TASK DATA:

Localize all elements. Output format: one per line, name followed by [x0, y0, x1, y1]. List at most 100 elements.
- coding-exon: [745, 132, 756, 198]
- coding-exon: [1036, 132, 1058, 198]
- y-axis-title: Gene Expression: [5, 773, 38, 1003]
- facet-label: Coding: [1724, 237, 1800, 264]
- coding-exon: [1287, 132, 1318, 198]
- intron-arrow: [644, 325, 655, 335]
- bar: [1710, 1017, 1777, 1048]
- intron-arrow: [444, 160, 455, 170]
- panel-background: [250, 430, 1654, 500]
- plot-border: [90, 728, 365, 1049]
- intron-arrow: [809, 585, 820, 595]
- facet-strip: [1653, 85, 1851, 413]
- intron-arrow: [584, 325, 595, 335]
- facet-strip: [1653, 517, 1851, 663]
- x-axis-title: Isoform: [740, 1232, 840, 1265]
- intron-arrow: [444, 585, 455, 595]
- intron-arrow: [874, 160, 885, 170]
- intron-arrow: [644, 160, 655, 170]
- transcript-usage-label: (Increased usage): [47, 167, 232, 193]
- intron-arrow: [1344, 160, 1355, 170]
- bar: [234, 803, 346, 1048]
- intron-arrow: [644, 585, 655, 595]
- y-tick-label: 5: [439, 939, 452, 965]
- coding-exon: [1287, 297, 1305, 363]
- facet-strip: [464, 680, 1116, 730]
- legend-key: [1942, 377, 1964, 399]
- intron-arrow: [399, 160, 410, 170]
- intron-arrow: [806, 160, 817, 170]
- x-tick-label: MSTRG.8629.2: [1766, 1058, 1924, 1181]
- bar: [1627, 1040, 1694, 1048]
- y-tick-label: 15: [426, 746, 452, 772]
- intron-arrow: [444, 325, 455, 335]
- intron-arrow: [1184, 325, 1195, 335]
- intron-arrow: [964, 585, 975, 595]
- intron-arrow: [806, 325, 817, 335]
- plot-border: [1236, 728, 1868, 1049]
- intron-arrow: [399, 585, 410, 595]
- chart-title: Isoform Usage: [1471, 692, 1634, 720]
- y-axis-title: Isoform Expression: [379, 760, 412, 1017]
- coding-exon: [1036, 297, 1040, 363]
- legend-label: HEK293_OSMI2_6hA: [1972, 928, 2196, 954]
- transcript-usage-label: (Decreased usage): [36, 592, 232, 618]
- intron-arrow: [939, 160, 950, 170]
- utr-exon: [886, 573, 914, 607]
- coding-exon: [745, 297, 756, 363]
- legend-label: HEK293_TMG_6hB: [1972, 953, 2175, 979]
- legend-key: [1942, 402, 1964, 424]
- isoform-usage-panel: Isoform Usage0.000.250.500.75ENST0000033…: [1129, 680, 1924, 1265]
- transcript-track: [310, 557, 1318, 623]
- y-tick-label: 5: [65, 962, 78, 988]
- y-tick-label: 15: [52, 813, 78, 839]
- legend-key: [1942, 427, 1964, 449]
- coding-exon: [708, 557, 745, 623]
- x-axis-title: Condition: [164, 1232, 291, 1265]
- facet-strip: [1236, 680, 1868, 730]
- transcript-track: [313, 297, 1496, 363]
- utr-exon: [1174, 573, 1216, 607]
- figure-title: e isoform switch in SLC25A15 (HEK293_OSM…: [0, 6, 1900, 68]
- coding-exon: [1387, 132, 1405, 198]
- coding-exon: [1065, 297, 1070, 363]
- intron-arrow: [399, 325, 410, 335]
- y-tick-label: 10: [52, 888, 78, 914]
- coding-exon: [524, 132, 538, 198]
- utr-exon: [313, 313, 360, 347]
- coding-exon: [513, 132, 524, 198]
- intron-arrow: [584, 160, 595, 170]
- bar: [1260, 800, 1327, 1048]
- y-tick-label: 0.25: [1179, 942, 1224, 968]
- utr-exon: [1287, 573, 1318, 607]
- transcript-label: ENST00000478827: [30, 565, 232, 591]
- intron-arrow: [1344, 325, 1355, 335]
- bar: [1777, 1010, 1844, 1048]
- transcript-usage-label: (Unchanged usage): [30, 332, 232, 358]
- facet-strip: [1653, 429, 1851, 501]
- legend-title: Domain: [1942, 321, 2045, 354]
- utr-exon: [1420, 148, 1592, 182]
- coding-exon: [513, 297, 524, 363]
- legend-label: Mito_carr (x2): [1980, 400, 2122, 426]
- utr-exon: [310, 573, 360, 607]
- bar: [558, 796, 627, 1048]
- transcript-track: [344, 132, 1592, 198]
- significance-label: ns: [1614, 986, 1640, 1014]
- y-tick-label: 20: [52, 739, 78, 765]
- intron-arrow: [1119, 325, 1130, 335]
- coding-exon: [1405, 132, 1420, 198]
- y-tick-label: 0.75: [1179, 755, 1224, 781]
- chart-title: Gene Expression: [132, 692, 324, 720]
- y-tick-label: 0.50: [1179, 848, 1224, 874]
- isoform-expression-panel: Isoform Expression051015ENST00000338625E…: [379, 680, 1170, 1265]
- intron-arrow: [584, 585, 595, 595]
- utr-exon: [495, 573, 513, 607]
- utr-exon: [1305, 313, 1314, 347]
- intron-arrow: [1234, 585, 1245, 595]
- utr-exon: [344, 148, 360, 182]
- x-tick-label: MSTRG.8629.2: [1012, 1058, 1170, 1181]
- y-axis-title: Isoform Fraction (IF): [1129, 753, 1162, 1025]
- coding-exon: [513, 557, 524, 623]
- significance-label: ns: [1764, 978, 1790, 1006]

REQUIRED ACTION:
Every line with the word "track" in it should be copied from the listing above.

RESULT:
- transcript-track: [310, 557, 1318, 623]
- transcript-track: [313, 297, 1496, 363]
- transcript-track: [344, 132, 1592, 198]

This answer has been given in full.